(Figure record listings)
»»

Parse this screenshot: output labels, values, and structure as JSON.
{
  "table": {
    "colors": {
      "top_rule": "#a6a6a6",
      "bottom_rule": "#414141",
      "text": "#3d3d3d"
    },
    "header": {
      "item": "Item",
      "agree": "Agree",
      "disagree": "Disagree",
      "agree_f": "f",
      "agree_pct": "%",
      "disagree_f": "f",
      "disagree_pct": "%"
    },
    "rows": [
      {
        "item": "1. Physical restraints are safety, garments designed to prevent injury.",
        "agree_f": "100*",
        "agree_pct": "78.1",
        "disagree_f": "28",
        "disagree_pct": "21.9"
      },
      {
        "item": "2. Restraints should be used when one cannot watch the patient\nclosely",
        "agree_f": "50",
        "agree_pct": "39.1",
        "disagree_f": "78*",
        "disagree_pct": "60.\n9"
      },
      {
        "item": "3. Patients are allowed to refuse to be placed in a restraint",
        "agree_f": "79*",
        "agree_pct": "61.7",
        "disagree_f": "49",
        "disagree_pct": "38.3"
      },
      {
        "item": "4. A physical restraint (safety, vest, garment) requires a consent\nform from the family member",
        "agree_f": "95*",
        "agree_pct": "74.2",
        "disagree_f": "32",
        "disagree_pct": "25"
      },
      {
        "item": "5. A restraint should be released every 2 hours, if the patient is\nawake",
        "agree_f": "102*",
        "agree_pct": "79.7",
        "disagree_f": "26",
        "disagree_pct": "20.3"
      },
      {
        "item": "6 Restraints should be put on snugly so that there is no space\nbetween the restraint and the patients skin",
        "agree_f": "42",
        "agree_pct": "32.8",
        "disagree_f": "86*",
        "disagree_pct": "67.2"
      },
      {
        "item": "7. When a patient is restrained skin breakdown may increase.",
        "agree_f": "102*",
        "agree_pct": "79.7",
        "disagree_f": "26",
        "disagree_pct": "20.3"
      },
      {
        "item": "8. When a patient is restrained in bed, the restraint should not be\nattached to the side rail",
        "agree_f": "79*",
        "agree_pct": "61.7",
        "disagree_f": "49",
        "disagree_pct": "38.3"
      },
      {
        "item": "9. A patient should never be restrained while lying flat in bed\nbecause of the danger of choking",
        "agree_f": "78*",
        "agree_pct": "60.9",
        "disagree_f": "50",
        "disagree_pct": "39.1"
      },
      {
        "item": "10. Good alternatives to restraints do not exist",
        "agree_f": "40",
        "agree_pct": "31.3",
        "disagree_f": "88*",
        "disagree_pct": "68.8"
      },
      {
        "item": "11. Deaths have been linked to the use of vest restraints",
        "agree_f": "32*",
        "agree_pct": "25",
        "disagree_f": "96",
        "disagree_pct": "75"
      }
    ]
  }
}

««

→ Directions
Looking through the records, copy out every line in which the word "restrained" is found.

→ Answer
        "item": "7. When a patient is restrained skin breakdown may increase.",
        "item": "8. When a patient is restrained in bed, the restraint should not be\nattached to the side rail",
        "item": "9. A patient should never be restrained while lying flat in bed\nbecause of the danger of choking",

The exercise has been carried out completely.